Goal » Find and copy each line of the records where the string "checkout" shows up.

Material for the task »
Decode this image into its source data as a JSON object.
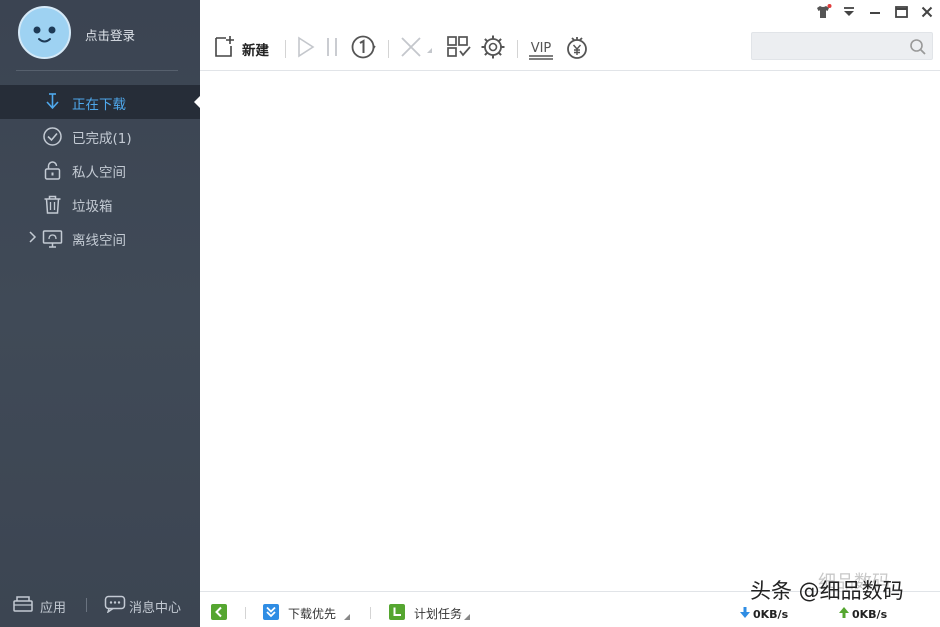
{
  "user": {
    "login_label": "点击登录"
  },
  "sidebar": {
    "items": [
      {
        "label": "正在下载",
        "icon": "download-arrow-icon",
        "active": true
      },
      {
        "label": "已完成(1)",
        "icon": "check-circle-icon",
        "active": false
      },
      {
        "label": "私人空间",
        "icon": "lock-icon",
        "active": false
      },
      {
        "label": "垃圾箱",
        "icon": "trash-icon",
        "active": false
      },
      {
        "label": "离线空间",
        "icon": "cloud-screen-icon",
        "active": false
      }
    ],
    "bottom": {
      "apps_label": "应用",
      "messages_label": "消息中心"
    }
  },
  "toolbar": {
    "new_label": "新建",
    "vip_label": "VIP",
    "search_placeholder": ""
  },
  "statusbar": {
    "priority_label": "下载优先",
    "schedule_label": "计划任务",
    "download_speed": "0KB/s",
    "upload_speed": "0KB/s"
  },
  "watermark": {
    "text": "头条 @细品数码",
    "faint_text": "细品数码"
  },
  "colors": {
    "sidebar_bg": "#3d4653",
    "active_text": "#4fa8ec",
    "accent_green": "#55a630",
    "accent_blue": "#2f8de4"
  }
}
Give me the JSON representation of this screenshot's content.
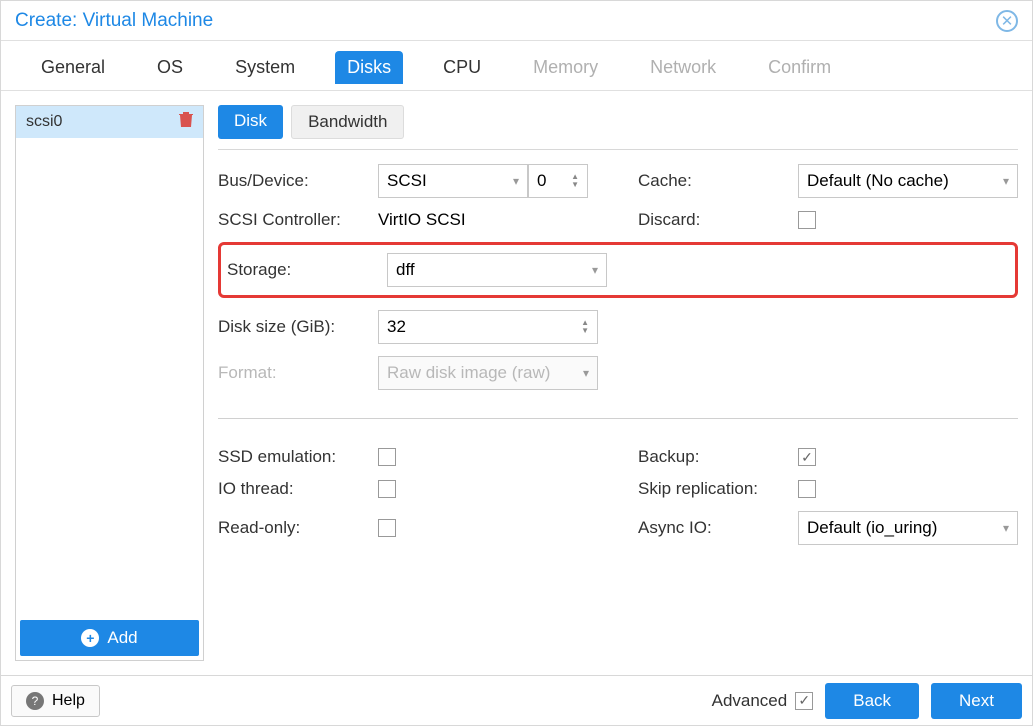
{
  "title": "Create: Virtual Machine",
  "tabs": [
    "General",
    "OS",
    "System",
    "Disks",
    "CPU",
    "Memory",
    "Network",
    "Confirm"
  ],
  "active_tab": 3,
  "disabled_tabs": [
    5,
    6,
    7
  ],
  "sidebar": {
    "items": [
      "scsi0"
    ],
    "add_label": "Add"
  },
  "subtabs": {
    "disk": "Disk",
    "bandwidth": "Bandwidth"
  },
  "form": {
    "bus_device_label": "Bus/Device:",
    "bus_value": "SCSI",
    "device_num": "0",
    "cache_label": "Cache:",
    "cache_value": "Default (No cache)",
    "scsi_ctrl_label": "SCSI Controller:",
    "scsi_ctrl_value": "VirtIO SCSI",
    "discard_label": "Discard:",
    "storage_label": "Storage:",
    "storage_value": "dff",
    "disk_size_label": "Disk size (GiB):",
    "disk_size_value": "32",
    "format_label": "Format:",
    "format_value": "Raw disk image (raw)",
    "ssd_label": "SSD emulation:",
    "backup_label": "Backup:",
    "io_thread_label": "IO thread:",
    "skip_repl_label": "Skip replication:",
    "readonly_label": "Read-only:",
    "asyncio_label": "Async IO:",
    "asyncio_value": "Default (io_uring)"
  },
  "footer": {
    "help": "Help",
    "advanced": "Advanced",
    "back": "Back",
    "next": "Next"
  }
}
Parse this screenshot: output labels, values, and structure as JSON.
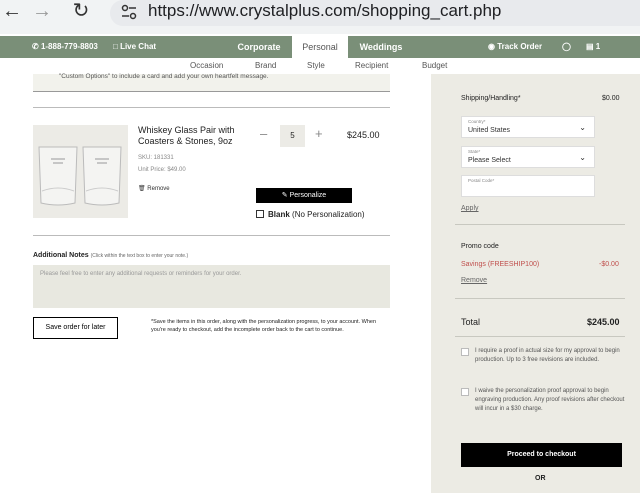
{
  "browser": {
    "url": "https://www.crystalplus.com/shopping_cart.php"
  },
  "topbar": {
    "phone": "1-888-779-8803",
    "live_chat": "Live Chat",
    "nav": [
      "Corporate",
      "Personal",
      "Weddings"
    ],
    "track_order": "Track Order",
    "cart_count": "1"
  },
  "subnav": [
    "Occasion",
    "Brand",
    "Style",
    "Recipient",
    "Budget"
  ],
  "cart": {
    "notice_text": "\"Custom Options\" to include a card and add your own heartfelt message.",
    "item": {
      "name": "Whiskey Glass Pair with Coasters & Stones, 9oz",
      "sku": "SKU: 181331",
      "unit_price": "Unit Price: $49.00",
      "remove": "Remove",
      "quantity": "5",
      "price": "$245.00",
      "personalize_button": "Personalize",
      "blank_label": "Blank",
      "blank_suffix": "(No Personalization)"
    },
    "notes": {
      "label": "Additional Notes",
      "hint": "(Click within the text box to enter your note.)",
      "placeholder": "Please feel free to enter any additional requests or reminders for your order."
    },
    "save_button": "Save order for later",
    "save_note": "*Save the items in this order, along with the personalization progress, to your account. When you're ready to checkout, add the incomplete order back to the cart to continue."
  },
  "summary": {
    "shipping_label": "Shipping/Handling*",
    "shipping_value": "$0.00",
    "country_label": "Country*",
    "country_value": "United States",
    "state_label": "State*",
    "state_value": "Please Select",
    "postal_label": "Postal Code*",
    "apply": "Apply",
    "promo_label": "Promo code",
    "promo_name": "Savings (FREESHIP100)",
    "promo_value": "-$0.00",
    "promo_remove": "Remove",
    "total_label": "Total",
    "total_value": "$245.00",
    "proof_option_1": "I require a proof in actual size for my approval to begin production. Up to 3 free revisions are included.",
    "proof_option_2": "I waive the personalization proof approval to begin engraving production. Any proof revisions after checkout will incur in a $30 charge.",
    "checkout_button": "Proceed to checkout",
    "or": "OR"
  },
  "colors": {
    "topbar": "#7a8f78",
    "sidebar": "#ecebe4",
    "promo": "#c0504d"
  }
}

Full output »
    "save_note": "*Save the items in this order, along with the personalization progress, to your account. When you're ready to checkout, add the incomplete order back to the cart to continue."
    "proof_option_2": "I waive the personalization proof approval to begin engraving production. Any proof revisions after checkout will incur in a $30 charge.",
    "checkout_button": "Proceed to checkout",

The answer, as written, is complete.